Available records =
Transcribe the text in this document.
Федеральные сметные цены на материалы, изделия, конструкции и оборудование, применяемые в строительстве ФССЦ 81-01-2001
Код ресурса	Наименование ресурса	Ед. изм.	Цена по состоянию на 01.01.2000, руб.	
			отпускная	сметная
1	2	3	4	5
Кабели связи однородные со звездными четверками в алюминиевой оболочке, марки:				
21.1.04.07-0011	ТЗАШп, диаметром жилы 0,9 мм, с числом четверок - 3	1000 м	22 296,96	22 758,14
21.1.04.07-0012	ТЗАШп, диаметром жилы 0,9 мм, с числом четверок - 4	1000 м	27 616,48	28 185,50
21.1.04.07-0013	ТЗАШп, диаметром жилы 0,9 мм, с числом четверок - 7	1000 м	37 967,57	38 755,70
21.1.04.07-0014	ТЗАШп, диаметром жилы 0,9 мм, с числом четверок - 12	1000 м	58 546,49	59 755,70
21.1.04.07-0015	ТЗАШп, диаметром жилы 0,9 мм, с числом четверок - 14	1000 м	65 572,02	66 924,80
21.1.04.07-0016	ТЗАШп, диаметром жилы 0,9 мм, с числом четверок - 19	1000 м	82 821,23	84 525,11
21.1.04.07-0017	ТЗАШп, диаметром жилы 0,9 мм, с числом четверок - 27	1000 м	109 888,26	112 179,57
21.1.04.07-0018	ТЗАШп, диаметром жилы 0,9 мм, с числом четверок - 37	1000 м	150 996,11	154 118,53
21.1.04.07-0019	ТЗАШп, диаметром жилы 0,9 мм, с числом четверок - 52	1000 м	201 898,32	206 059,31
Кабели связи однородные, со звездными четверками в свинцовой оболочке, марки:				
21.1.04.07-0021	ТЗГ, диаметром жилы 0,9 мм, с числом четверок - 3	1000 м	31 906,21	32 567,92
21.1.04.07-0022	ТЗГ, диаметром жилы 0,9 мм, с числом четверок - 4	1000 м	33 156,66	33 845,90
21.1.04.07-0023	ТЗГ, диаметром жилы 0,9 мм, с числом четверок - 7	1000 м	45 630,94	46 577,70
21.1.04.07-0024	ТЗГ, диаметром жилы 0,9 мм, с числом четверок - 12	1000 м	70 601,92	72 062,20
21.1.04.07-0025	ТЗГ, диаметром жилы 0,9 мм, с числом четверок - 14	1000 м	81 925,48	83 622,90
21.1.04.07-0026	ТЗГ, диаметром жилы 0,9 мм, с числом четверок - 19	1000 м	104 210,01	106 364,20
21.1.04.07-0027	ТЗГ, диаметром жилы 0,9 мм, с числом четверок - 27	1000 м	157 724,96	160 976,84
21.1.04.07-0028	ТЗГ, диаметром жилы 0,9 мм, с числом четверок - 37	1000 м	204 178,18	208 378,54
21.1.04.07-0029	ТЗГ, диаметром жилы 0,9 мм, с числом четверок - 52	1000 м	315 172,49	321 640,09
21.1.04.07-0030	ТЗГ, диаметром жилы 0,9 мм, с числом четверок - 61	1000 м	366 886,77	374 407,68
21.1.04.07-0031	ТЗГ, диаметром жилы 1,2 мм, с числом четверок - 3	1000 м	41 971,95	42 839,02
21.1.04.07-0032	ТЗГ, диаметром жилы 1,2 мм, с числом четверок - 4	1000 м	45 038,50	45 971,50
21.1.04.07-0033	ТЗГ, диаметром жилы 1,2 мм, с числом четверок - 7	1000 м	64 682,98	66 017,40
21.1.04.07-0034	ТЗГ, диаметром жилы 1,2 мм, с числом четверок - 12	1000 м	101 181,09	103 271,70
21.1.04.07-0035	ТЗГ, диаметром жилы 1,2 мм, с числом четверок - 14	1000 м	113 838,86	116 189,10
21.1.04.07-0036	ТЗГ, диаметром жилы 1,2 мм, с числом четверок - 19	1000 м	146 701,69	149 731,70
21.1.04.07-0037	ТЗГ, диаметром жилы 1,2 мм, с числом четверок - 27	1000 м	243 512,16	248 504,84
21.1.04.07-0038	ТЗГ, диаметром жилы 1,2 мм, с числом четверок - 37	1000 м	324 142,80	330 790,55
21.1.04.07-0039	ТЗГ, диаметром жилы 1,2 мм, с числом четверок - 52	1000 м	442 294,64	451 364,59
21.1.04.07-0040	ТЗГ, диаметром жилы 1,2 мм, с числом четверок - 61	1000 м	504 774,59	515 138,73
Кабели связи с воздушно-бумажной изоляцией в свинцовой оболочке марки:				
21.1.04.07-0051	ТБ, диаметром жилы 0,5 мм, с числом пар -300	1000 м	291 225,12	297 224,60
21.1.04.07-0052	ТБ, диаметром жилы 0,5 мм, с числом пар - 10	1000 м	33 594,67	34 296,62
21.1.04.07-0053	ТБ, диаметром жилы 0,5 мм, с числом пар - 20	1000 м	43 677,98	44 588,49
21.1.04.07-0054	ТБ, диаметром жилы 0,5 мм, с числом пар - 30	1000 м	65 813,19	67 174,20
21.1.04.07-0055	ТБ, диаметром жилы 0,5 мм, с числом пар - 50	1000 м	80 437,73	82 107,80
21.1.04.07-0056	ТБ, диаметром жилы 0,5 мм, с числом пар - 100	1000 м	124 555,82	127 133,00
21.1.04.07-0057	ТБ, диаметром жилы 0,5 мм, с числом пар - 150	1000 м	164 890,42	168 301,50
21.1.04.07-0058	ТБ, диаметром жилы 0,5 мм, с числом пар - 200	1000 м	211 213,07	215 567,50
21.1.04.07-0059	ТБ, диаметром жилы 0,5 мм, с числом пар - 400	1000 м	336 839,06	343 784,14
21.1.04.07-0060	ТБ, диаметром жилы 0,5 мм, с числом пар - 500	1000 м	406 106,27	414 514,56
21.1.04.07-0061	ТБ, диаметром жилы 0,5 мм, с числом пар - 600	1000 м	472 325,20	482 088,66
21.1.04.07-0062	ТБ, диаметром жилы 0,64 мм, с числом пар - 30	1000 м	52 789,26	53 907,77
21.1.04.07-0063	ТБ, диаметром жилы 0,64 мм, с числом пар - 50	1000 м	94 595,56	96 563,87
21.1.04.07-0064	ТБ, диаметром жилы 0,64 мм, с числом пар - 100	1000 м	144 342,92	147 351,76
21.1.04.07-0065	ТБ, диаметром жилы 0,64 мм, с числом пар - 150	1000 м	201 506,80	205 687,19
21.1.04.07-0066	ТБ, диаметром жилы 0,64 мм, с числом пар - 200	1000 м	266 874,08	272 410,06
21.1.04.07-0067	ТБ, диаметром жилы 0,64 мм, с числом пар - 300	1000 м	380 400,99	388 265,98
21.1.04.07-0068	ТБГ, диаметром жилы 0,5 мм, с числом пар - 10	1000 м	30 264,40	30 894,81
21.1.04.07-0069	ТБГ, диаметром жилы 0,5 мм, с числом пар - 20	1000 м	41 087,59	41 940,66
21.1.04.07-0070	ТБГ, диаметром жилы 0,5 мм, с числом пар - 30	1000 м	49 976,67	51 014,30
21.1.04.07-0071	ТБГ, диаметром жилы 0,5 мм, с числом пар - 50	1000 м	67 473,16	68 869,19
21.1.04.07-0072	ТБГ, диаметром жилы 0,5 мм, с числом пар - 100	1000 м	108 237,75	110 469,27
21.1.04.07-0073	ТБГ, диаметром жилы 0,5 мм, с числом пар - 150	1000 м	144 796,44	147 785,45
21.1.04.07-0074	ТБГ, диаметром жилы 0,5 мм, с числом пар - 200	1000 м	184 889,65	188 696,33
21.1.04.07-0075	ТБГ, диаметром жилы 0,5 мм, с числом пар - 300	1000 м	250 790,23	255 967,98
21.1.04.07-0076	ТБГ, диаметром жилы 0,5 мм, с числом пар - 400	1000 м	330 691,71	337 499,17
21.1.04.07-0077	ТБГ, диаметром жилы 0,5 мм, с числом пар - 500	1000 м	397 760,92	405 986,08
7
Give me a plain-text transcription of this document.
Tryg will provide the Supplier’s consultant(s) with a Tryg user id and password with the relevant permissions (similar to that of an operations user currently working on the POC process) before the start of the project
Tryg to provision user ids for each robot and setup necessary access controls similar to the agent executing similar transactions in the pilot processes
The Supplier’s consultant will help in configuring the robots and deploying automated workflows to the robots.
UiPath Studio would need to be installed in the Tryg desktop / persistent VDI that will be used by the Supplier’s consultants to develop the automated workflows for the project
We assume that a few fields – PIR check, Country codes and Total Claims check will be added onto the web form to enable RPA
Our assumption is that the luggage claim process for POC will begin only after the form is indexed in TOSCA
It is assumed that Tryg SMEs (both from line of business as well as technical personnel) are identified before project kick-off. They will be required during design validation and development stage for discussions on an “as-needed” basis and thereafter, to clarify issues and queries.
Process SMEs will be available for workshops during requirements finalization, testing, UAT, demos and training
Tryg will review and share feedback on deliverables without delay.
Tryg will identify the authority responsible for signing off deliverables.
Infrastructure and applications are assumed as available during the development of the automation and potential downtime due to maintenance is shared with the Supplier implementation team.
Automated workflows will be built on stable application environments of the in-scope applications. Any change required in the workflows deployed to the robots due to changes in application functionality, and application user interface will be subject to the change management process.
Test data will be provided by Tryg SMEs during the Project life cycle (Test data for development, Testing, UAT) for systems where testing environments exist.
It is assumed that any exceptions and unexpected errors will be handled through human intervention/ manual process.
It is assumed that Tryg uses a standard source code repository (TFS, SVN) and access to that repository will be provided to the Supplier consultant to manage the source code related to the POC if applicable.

Stated task = Find each line in the records holding the string "assumed" and show it.

The reply =
It is assumed that Tryg SMEs (both from line of business as well as technical personnel) are identified before project kick-off. They will be required during design validation and development stage for discussions on an “as-needed” basis and thereafter, to clarify issues and queries.
Infrastructure and applications are assumed as available during the development of the automation and potential downtime due to maintenance is shared with the Supplier implementation team.
It is assumed that any exceptions and unexpected errors will be handled through human intervention/ manual process.
It is assumed that Tryg uses a standard source code repository (TFS, SVN) and access to that repository will be provided to the Supplier consultant to manage the source code related to the POC if applicable.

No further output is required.